## OBJECTIVE:
Copy all lines that contain the word "坐标分别表示矩".

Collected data
>> start
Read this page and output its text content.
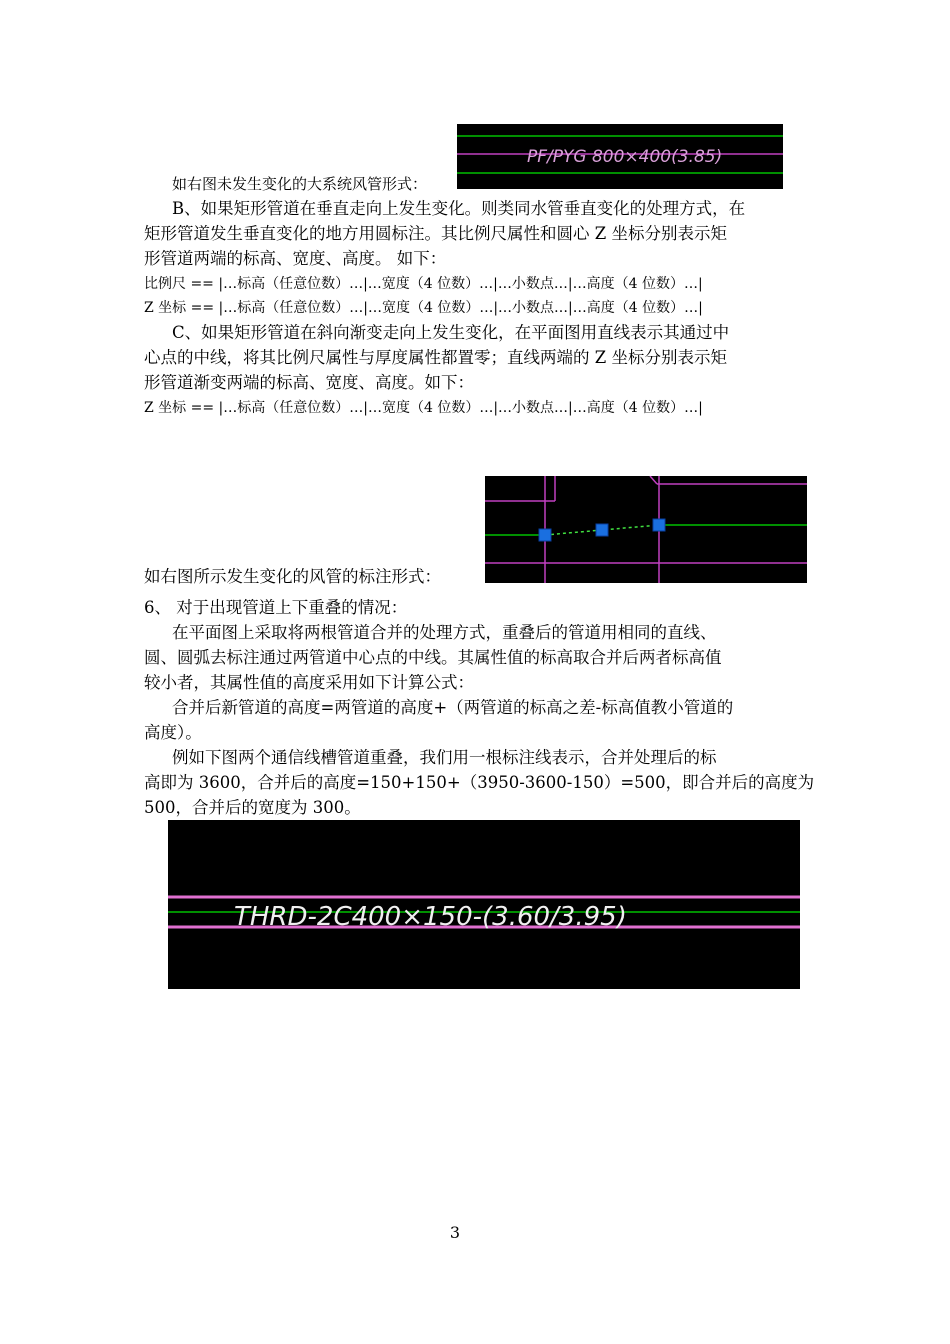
PF/PYG 800×400(3.85)
如右图未发生变化的大系统风管形式：
B、如果矩形管道在垂直走向上发生变化。则类同水管垂直变化的处理方式，在
矩形管道发生垂直变化的地方用圆标注。其比例尺属性和圆心 Z 坐标分别表示矩
形管道两端的标高、宽度、高度。 如下：
比例尺 == |…标高（任意位数）…|…宽度（4 位数）…|…小数点…|…高度（4 位数）…|
Z 坐标 == |…标高（任意位数）…|…宽度（4 位数）…|…小数点…|…高度（4 位数）…|
C、如果矩形管道在斜向渐变走向上发生变化，在平面图用直线表示其通过中
心点的中线，将其比例尺属性与厚度属性都置零；直线两端的 Z 坐标分别表示矩
形管道渐变两端的标高、宽度、高度。如下：
Z 坐标 == |…标高（任意位数）…|…宽度（4 位数）…|…小数点…|…高度（4 位数）…|
如右图所示发生变化的风管的标注形式：
6、 对于出现管道上下重叠的情况：
在平面图上采取将两根管道合并的处理方式，重叠后的管道用相同的直线、
圆、圆弧去标注通过两管道中心点的中线。其属性值的标高取合并后两者标高值
较小者，其属性值的高度采用如下计算公式：
合并后新管道的高度=两管道的高度+（两管道的标高之差-标高值教小管道的
高度）。
例如下图两个通信线槽管道重叠，我们用一根标注线表示，合并处理后的标
高即为 3600，合并后的高度=150+150+（3950-3600-150）=500，即合并后的高度为
500，合并后的宽度为 300。
THRD-2C400×150-(3.60/3.95)
3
>> end
## OUTPUT FOR THIS TASK:
矩形管道发生垂直变化的地方用圆标注。其比例尺属性和圆心 Z 坐标分别表示矩
心点的中线，将其比例尺属性与厚度属性都置零；直线两端的 Z 坐标分别表示矩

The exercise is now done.